◆ **Short problem**
Reproduce every line in the listing that contains the word "JSON".

◆ **Records shown**
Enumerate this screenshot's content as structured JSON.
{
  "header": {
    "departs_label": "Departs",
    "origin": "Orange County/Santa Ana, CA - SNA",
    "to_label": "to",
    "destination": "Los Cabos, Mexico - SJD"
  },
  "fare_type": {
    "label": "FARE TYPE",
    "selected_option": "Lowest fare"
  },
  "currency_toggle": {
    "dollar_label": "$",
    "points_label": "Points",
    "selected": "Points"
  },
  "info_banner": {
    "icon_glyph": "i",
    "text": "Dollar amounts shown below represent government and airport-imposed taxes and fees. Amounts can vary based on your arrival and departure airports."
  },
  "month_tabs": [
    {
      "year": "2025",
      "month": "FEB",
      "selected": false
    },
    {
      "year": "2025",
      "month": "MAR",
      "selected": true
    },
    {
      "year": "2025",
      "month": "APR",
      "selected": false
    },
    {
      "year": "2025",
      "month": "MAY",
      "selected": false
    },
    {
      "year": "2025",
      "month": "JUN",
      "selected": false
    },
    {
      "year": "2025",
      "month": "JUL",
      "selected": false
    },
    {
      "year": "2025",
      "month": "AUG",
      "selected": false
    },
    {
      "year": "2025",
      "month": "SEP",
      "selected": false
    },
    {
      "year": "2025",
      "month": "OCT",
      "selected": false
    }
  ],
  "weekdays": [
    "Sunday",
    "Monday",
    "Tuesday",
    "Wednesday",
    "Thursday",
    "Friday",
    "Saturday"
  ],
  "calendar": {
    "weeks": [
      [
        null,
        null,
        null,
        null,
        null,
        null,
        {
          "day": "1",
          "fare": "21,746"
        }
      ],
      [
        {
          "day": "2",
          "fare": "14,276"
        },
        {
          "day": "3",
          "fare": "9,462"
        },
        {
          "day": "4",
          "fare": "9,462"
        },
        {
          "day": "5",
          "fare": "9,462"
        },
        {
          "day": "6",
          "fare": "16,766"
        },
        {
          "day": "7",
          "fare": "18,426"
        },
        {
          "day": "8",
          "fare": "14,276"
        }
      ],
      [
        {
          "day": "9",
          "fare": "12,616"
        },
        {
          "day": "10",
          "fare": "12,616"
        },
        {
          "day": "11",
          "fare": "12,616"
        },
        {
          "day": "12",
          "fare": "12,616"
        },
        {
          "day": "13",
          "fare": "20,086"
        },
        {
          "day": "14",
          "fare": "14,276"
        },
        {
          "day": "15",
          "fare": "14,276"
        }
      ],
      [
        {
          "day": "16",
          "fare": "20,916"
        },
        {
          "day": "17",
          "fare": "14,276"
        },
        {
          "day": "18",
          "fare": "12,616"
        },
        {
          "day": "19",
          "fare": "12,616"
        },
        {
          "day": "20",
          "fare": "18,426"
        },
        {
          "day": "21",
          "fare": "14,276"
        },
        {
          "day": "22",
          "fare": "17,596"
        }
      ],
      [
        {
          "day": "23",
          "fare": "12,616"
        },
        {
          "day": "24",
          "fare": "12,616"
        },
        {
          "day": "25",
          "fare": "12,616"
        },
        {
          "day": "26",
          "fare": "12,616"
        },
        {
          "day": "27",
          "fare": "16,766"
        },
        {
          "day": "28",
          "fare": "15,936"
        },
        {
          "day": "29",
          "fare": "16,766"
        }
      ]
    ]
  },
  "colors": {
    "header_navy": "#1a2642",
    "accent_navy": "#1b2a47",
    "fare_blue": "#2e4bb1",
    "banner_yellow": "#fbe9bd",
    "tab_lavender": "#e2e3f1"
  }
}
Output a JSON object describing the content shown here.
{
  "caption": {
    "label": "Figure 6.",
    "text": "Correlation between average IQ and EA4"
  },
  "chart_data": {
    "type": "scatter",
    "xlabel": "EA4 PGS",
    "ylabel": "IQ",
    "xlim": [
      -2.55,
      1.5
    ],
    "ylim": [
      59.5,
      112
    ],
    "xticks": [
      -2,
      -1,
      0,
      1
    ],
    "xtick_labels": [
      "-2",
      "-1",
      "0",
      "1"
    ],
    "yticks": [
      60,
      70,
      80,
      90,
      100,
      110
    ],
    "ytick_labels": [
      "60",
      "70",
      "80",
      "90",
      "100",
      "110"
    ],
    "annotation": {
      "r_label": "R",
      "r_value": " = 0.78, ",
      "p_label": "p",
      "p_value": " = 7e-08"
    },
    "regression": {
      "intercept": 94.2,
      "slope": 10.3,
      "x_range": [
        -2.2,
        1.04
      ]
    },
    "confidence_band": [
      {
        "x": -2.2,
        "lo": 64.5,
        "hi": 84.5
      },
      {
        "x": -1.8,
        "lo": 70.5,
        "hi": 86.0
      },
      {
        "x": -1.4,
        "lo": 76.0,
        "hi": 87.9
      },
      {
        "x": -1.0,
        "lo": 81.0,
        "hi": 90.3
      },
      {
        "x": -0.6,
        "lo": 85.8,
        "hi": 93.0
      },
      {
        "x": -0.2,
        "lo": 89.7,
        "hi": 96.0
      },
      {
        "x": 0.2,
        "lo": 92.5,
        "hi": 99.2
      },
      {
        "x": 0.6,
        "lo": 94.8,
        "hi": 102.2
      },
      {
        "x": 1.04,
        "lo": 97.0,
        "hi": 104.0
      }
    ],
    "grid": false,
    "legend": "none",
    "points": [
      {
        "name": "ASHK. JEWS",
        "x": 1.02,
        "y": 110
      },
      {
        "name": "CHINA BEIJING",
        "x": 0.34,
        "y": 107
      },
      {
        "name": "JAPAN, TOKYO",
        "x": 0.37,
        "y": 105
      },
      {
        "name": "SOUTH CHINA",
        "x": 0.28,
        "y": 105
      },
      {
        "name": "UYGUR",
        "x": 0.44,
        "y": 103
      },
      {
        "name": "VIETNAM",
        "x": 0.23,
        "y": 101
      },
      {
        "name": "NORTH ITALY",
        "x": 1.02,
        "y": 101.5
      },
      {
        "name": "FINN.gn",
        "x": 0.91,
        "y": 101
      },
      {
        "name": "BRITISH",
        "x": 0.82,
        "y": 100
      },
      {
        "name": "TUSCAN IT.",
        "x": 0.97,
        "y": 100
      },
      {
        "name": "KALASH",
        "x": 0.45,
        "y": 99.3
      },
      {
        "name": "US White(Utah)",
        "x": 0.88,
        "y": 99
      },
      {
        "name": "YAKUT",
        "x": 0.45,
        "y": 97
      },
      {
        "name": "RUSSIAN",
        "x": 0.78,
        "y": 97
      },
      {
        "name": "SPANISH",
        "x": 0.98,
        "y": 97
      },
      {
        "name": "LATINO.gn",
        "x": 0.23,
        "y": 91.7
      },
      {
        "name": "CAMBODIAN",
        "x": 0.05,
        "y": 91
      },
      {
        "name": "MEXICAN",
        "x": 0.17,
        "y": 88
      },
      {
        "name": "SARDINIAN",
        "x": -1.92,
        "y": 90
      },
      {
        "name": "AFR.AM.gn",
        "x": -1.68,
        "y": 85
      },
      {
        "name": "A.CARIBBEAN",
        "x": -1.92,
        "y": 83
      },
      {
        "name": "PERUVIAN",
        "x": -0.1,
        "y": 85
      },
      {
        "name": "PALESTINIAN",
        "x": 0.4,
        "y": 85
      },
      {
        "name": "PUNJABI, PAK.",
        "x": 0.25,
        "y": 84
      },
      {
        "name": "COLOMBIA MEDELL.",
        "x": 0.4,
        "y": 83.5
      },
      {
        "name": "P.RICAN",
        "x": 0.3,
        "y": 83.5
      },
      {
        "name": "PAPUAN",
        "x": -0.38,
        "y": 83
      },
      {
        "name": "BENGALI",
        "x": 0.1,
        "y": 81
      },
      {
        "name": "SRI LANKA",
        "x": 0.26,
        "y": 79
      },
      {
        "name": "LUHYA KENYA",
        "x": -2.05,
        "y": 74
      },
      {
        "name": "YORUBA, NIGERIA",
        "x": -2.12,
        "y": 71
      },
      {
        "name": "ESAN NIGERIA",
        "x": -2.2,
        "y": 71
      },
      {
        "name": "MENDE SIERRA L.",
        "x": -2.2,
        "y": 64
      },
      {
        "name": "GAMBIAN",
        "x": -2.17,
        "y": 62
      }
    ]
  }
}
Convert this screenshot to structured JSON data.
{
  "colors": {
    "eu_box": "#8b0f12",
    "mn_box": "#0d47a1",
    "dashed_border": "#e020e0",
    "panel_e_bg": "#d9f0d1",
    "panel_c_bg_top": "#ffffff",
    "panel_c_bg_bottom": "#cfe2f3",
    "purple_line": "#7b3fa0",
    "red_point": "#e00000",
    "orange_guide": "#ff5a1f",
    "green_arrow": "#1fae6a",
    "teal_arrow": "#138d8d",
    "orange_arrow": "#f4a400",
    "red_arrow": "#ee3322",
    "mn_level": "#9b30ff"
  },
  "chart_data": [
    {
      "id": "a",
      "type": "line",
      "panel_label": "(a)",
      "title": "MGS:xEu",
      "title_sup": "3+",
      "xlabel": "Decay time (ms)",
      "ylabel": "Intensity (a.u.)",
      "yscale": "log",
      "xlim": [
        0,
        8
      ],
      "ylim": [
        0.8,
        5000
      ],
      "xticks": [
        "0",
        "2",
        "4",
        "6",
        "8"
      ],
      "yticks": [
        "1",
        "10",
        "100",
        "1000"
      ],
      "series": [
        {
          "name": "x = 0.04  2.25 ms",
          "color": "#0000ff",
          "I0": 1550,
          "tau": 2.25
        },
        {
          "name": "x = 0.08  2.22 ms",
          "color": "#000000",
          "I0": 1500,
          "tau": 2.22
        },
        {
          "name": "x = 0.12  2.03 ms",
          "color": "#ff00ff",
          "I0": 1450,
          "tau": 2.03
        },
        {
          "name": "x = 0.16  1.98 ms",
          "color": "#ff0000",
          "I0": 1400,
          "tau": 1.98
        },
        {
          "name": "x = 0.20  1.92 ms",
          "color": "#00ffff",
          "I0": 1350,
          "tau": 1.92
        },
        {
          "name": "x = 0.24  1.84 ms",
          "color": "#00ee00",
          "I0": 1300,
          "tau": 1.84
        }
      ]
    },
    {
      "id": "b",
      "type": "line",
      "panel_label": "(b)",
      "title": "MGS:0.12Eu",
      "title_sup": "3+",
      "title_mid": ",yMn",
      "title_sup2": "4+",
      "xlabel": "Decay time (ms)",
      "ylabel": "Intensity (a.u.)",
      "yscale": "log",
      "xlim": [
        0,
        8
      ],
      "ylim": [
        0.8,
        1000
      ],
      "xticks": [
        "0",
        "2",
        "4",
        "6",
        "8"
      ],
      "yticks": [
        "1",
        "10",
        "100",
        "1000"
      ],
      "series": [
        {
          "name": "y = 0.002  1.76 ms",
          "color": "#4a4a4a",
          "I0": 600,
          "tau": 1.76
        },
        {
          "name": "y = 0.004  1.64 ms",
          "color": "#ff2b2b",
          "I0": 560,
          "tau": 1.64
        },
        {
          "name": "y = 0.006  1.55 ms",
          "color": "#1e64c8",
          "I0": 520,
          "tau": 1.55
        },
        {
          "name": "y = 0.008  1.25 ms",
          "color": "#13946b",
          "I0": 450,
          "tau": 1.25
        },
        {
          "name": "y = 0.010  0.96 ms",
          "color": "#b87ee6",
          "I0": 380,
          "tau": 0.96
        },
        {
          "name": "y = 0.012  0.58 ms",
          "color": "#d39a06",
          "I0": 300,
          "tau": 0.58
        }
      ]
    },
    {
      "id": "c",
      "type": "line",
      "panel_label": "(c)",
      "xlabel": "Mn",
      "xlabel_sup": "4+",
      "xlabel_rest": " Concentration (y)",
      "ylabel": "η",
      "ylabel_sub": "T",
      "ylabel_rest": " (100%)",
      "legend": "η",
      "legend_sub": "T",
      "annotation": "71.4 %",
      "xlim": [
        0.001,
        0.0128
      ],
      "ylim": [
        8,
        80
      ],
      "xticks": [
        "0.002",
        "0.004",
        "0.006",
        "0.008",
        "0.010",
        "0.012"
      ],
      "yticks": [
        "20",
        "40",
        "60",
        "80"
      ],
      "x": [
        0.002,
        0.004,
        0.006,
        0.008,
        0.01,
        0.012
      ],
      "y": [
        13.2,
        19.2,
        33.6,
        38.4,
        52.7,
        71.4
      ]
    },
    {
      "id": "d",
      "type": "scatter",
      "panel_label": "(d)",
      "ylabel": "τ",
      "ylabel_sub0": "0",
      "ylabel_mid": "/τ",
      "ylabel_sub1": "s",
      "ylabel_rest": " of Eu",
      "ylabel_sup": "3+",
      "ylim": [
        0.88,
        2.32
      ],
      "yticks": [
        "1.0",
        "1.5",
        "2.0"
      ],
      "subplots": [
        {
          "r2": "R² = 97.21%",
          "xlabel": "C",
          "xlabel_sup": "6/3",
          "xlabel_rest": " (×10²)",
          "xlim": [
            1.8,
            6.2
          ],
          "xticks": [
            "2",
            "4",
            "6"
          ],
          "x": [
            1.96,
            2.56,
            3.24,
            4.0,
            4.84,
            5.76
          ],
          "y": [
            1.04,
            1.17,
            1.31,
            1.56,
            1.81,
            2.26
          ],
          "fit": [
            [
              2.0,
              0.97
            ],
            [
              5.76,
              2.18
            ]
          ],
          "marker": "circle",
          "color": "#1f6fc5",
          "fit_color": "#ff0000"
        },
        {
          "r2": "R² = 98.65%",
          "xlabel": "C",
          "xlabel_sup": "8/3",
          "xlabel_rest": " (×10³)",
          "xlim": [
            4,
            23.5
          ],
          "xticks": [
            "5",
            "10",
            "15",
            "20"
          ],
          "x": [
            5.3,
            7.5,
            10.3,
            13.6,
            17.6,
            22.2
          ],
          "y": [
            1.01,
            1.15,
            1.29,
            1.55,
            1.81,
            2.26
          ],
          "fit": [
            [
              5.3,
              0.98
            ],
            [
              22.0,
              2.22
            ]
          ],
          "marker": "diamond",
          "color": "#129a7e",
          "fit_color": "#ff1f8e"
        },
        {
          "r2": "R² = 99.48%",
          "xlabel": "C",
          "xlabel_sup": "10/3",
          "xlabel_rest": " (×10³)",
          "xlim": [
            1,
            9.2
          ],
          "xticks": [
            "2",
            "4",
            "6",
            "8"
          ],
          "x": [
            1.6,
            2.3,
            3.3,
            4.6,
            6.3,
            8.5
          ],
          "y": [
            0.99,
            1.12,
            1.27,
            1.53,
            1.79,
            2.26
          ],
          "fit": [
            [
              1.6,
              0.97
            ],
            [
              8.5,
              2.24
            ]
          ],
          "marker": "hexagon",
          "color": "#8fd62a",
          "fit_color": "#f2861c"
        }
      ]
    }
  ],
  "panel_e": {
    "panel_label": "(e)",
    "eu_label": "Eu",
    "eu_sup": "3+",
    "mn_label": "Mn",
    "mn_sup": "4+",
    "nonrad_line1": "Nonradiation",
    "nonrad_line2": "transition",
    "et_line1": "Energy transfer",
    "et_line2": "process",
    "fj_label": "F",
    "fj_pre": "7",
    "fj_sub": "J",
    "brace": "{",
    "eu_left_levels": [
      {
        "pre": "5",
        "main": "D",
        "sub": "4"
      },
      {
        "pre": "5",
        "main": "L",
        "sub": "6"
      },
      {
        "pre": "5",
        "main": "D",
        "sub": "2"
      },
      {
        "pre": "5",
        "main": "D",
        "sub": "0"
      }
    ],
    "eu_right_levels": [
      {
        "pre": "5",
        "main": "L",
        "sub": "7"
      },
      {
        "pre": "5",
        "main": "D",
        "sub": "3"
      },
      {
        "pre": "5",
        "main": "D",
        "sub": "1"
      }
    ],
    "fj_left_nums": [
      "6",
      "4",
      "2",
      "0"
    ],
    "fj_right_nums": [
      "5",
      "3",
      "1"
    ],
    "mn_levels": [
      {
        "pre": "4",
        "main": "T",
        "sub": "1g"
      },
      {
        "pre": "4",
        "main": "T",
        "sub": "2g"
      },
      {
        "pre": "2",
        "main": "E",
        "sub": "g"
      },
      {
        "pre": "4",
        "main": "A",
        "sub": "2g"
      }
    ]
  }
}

◆ **Result for this exercise**
Enumerate this screenshot's content as structured JSON.
Output a JSON object describing the content shown here.
Convert this screenshot to structured JSON data.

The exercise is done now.